• [Stated problem]
Pick out and copy every line in the listing below that contains the string "total".

• [Supplied data]

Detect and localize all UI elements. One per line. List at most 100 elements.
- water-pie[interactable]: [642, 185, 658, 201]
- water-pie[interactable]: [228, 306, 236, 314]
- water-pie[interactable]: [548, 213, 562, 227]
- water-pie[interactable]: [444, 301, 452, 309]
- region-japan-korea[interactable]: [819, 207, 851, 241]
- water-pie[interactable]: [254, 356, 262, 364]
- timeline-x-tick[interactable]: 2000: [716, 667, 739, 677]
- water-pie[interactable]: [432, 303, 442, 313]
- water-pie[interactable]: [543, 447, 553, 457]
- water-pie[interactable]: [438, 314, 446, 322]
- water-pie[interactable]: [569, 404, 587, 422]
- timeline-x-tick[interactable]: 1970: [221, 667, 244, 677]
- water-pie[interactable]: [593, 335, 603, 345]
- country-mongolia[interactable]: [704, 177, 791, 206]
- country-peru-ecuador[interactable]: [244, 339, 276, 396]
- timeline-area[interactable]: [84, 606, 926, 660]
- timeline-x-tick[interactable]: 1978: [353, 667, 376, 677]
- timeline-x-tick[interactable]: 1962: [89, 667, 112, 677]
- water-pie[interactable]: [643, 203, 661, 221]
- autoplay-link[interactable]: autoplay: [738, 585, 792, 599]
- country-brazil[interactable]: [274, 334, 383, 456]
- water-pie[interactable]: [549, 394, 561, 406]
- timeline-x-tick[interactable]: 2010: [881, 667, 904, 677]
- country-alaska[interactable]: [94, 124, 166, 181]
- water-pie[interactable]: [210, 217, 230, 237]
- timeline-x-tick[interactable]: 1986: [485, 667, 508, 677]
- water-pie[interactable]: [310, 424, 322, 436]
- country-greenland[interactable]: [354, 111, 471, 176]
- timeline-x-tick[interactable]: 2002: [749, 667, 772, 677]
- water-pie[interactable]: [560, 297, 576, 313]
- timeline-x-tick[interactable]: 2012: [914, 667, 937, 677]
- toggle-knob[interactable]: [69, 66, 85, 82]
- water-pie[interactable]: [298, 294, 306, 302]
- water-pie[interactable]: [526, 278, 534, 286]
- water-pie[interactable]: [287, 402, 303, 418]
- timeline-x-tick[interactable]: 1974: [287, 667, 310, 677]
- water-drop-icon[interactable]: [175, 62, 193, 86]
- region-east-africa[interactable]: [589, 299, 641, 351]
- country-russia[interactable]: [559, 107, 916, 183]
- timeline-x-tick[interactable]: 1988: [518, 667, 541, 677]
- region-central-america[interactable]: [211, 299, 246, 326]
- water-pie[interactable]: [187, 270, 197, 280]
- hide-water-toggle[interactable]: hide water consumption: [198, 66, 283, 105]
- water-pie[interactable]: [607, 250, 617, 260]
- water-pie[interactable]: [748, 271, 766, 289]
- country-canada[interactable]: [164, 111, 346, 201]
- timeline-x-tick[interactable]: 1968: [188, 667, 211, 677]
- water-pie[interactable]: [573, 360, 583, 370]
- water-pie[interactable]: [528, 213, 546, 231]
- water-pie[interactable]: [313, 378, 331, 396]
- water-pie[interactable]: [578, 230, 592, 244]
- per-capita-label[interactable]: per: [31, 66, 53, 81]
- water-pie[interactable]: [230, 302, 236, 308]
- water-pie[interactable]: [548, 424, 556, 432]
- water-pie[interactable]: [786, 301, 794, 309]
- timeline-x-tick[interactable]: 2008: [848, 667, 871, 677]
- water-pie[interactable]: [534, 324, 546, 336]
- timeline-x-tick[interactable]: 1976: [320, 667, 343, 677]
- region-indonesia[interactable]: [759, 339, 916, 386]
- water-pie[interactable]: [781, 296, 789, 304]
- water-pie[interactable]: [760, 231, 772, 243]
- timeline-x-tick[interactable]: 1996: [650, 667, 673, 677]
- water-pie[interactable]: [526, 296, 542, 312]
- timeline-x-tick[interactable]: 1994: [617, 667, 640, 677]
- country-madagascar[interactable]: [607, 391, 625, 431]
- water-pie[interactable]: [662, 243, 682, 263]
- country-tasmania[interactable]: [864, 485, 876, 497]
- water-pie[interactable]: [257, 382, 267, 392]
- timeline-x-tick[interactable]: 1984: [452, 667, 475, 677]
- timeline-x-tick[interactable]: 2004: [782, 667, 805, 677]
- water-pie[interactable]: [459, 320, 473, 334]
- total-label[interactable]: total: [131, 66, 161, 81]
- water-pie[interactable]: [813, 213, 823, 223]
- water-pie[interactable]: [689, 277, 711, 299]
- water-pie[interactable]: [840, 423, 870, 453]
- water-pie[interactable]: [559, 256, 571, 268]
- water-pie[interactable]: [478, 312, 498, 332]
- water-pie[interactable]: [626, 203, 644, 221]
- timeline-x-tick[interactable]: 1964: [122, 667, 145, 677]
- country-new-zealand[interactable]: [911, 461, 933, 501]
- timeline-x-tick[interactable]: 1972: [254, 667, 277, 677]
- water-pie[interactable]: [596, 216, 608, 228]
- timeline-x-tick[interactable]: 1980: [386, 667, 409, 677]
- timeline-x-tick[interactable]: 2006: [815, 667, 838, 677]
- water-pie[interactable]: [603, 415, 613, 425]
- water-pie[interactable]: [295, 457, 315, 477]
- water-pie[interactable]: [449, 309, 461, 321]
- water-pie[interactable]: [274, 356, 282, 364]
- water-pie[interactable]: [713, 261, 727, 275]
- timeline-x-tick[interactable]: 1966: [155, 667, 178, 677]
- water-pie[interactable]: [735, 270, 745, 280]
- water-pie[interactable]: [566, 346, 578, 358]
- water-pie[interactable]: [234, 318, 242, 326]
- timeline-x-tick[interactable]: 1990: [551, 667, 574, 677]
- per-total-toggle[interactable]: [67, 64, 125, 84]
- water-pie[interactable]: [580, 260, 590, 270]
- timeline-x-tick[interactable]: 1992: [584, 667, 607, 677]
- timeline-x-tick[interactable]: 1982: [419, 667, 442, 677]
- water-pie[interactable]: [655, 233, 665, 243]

• [Solution]
- total-label[interactable]: total: [131, 66, 161, 81]
- per-total-toggle[interactable]: [67, 64, 125, 84]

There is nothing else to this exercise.